• **Exercise**
Return all the data, word for word.

• **Data to use**
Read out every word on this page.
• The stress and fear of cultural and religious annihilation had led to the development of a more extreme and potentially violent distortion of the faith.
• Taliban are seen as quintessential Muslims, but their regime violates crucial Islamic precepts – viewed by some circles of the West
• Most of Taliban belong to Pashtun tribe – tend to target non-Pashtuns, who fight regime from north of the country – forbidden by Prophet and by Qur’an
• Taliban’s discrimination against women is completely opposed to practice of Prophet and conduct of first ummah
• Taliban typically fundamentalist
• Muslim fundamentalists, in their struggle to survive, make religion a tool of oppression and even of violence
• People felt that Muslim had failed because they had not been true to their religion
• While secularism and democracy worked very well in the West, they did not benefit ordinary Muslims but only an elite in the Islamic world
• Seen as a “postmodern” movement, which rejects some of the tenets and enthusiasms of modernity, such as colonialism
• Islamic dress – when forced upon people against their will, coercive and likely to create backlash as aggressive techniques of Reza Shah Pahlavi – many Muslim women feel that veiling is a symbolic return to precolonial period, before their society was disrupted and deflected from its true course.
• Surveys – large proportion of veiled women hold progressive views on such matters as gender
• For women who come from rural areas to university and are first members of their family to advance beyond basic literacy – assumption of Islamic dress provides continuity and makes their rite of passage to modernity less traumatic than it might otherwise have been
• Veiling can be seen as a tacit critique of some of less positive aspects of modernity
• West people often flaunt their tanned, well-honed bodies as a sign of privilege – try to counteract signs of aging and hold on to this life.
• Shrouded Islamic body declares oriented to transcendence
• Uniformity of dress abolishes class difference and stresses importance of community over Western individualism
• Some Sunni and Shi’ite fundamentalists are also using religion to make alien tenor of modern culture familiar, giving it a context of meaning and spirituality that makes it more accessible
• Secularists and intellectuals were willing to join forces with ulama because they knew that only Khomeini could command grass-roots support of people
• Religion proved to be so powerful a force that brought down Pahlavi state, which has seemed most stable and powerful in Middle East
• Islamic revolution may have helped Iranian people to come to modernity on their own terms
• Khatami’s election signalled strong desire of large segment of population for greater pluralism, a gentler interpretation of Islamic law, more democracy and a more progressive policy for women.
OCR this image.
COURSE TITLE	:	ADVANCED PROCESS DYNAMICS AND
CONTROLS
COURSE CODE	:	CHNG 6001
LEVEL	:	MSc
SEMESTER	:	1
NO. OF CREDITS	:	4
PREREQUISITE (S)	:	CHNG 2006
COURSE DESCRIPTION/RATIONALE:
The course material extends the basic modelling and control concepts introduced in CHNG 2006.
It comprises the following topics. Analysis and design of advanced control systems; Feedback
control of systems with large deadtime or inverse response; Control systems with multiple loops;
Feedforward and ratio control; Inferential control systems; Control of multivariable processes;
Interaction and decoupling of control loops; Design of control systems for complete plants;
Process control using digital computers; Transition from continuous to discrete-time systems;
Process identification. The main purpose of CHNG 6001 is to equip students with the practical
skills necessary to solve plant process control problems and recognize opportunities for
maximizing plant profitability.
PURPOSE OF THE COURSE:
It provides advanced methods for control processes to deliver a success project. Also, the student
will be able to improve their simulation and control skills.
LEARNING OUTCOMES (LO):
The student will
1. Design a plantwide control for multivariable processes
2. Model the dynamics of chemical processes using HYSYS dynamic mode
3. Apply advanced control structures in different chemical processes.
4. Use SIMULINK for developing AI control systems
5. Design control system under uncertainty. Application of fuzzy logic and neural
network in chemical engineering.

• **Exercise solution**
Read out every word on this page.
• The stress and fear of cultural and religious annihilation had led to the development of a more extreme and potentially violent distortion of the faith.
• Taliban are seen as quintessential Muslims, but their regime violates crucial Islamic precepts – viewed by some circles of the West
• Most of Taliban belong to Pashtun tribe – tend to target non-Pashtuns, who fight regime from north of the country – forbidden by Prophet and by Qur’an
• Taliban’s discrimination against women is completely opposed to practice of Prophet and conduct of first ummah
• Taliban typically fundamentalist
• Muslim fundamentalists, in their struggle to survive, make religion a tool of oppression and even of violence
• People felt that Muslim had failed because they had not been true to their religion
• While secularism and democracy worked very well in the West, they did not benefit ordinary Muslims but only an elite in the Islamic world
• Seen as a “postmodern” movement, which rejects some of the tenets and enthusiasms of modernity, such as colonialism
• Islamic dress – when forced upon people against their will, coercive and likely to create backlash as aggressive techniques of Reza Shah Pahlavi – many Muslim women feel that veiling is a symbolic return to precolonial period, before their society was disrupted and deflected from its true course.
• Surveys – large proportion of veiled women hold progressive views on such matters as gender
• For women who come from rural areas to university and are first members of their family to advance beyond basic literacy – assumption of Islamic dress provides continuity and makes their rite of passage to modernity less traumatic than it might otherwise have been
• Veiling can be seen as a tacit critique of some of less positive aspects of modernity
• West people often flaunt their tanned, well-honed bodies as a sign of privilege – try to counteract signs of aging and hold on to this life.
• Shrouded Islamic body declares oriented to transcendence
• Uniformity of dress abolishes class difference and stresses importance of community over Western individualism
• Some Sunni and Shi’ite fundamentalists are also using religion to make alien tenor of modern culture familiar, giving it a context of meaning and spirituality that makes it more accessible
• Secularists and intellectuals were willing to join forces with ulama because they knew that only Khomeini could command grass-roots support of people
• Religion proved to be so powerful a force that brought down Pahlavi state, which has seemed most stable and powerful in Middle East
• Islamic revolution may have helped Iranian people to come to modernity on their own terms
• Khatami’s election signalled strong desire of large segment of population for greater pluralism, a gentler interpretation of Islamic law, more democracy and a more progressive policy for women.
OCR this image.
COURSE TITLE	:	ADVANCED PROCESS DYNAMICS AND
CONTROLS
COURSE CODE	:	CHNG 6001
LEVEL	:	MSc
SEMESTER	:	1
NO. OF CREDITS	:	4
PREREQUISITE (S)	:	CHNG 2006
COURSE DESCRIPTION/RATIONALE:
The course material extends the basic modelling and control concepts introduced in CHNG 2006.
It comprises the following topics. Analysis and design of advanced control systems; Feedback
control of systems with large deadtime or inverse response; Control systems with multiple loops;
Feedforward and ratio control; Inferential control systems; Control of multivariable processes;
Interaction and decoupling of control loops; Design of control systems for complete plants;
Process control using digital computers; Transition from continuous to discrete-time systems;
Process identification. The main purpose of CHNG 6001 is to equip students with the practical
skills necessary to solve plant process control problems and recognize opportunities for
maximizing plant profitability.
PURPOSE OF THE COURSE:
It provides advanced methods for control processes to deliver a success project. Also, the student
will be able to improve their simulation and control skills.
LEARNING OUTCOMES (LO):
The student will
1. Design a plantwide control for multivariable processes
2. Model the dynamics of chemical processes using HYSYS dynamic mode
3. Apply advanced control structures in different chemical processes.
4. Use SIMULINK for developing AI control systems
5. Design control system under uncertainty. Application of fuzzy logic and neural
network in chemical engineering.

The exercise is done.